▶ _TO BE DONE_
Give every entry again, word for word.

──────────────────────────────

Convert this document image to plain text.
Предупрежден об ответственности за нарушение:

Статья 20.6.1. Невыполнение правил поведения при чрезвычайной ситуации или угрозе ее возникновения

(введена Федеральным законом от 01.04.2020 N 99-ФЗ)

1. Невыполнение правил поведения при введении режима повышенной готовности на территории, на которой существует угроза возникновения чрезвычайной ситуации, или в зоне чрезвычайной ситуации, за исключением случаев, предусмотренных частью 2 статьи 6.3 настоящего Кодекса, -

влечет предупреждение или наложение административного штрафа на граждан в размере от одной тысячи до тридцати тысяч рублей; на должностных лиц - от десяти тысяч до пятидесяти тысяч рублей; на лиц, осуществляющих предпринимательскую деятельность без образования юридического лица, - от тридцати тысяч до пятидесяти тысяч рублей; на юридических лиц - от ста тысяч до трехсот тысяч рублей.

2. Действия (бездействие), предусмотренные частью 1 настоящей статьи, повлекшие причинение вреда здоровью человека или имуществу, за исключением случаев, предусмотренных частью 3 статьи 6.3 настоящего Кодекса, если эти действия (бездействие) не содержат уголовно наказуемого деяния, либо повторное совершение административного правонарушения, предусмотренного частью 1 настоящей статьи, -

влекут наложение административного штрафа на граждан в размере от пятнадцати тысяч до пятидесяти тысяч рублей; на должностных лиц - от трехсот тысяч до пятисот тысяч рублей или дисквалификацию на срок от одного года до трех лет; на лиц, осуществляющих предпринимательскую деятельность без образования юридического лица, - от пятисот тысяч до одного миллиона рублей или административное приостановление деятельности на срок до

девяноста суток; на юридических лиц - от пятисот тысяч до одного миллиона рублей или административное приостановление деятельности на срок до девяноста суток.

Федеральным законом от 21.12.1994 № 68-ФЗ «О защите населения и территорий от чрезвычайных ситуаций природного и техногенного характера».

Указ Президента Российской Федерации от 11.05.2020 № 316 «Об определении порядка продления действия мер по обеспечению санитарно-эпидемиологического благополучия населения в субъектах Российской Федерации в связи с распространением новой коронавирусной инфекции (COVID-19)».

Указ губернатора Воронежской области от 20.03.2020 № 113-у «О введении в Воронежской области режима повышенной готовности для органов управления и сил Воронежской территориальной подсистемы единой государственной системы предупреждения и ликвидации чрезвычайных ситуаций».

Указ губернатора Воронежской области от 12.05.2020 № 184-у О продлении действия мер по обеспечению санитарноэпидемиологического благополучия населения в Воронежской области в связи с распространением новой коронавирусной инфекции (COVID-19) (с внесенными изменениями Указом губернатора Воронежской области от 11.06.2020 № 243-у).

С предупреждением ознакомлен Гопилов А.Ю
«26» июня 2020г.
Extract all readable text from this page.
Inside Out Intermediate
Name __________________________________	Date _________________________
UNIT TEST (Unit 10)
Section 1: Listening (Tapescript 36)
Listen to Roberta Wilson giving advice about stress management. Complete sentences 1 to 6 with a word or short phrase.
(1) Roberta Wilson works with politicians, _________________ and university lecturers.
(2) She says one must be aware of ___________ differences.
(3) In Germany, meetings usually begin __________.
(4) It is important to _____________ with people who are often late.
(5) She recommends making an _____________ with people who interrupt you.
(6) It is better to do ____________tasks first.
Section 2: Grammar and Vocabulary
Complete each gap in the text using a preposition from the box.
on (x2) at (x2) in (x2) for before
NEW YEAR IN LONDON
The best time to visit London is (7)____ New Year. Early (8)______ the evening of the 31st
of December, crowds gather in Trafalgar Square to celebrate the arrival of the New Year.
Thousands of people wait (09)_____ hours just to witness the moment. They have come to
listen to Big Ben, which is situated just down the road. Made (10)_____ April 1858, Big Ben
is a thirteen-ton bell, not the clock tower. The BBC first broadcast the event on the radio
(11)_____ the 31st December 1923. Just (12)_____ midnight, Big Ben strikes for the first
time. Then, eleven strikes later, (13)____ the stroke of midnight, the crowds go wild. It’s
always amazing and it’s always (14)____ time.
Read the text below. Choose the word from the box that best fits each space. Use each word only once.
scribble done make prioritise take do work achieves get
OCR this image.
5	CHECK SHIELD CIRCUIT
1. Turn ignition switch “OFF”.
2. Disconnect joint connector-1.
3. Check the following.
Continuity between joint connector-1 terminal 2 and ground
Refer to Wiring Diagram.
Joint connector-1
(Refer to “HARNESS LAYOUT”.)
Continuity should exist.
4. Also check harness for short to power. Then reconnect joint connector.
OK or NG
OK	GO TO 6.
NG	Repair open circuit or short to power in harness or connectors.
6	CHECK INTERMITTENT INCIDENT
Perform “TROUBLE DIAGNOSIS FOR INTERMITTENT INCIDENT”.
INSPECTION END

──────────────────────────────

▶ _TASK SOLUTION_
Convert this document image to plain text.
Предупрежден об ответственности за нарушение:

Статья 20.6.1. Невыполнение правил поведения при чрезвычайной ситуации или угрозе ее возникновения

(введена Федеральным законом от 01.04.2020 N 99-ФЗ)

1. Невыполнение правил поведения при введении режима повышенной готовности на территории, на которой существует угроза возникновения чрезвычайной ситуации, или в зоне чрезвычайной ситуации, за исключением случаев, предусмотренных частью 2 статьи 6.3 настоящего Кодекса, -

влечет предупреждение или наложение административного штрафа на граждан в размере от одной тысячи до тридцати тысяч рублей; на должностных лиц - от десяти тысяч до пятидесяти тысяч рублей; на лиц, осуществляющих предпринимательскую деятельность без образования юридического лица, - от тридцати тысяч до пятидесяти тысяч рублей; на юридических лиц - от ста тысяч до трехсот тысяч рублей.

2. Действия (бездействие), предусмотренные частью 1 настоящей статьи, повлекшие причинение вреда здоровью человека или имуществу, за исключением случаев, предусмотренных частью 3 статьи 6.3 настоящего Кодекса, если эти действия (бездействие) не содержат уголовно наказуемого деяния, либо повторное совершение административного правонарушения, предусмотренного частью 1 настоящей статьи, -

влекут наложение административного штрафа на граждан в размере от пятнадцати тысяч до пятидесяти тысяч рублей; на должностных лиц - от трехсот тысяч до пятисот тысяч рублей или дисквалификацию на срок от одного года до трех лет; на лиц, осуществляющих предпринимательскую деятельность без образования юридического лица, - от пятисот тысяч до одного миллиона рублей или административное приостановление деятельности на срок до

девяноста суток; на юридических лиц - от пятисот тысяч до одного миллиона рублей или административное приостановление деятельности на срок до девяноста суток.

Федеральным законом от 21.12.1994 № 68-ФЗ «О защите населения и территорий от чрезвычайных ситуаций природного и техногенного характера».

Указ Президента Российской Федерации от 11.05.2020 № 316 «Об определении порядка продления действия мер по обеспечению санитарно-эпидемиологического благополучия населения в субъектах Российской Федерации в связи с распространением новой коронавирусной инфекции (COVID-19)».

Указ губернатора Воронежской области от 20.03.2020 № 113-у «О введении в Воронежской области режима повышенной готовности для органов управления и сил Воронежской территориальной подсистемы единой государственной системы предупреждения и ликвидации чрезвычайных ситуаций».

Указ губернатора Воронежской области от 12.05.2020 № 184-у О продлении действия мер по обеспечению санитарноэпидемиологического благополучия населения в Воронежской области в связи с распространением новой коронавирусной инфекции (COVID-19) (с внесенными изменениями Указом губернатора Воронежской области от 11.06.2020 № 243-у).

С предупреждением ознакомлен Гопилов А.Ю
«26» июня 2020г.
Extract all readable text from this page.
Inside Out Intermediate
Name __________________________________	Date _________________________
UNIT TEST (Unit 10)
Section 1: Listening (Tapescript 36)
Listen to Roberta Wilson giving advice about stress management. Complete sentences 1 to 6 with a word or short phrase.
(1) Roberta Wilson works with politicians, _________________ and university lecturers.
(2) She says one must be aware of ___________ differences.
(3) In Germany, meetings usually begin __________.
(4) It is important to _____________ with people who are often late.
(5) She recommends making an _____________ with people who interrupt you.
(6) It is better to do ____________tasks first.
Section 2: Grammar and Vocabulary
Complete each gap in the text using a preposition from the box.
on (x2) at (x2) in (x2) for before
NEW YEAR IN LONDON
The best time to visit London is (7)____ New Year. Early (8)______ the evening of the 31st
of December, crowds gather in Trafalgar Square to celebrate the arrival of the New Year.
Thousands of people wait (09)_____ hours just to witness the moment. They have come to
listen to Big Ben, which is situated just down the road. Made (10)_____ April 1858, Big Ben
is a thirteen-ton bell, not the clock tower. The BBC first broadcast the event on the radio
(11)_____ the 31st December 1923. Just (12)_____ midnight, Big Ben strikes for the first
time. Then, eleven strikes later, (13)____ the stroke of midnight, the crowds go wild. It’s
always amazing and it’s always (14)____ time.
Read the text below. Choose the word from the box that best fits each space. Use each word only once.
scribble done make prioritise take do work achieves get
OCR this image.
5	CHECK SHIELD CIRCUIT
1. Turn ignition switch “OFF”.
2. Disconnect joint connector-1.
3. Check the following.
Continuity between joint connector-1 terminal 2 and ground
Refer to Wiring Diagram.
Joint connector-1
(Refer to “HARNESS LAYOUT”.)
Continuity should exist.
4. Also check harness for short to power. Then reconnect joint connector.
OK or NG
OK	GO TO 6.
NG	Repair open circuit or short to power in harness or connectors.
6	CHECK INTERMITTENT INCIDENT
Perform “TROUBLE DIAGNOSIS FOR INTERMITTENT INCIDENT”.
INSPECTION END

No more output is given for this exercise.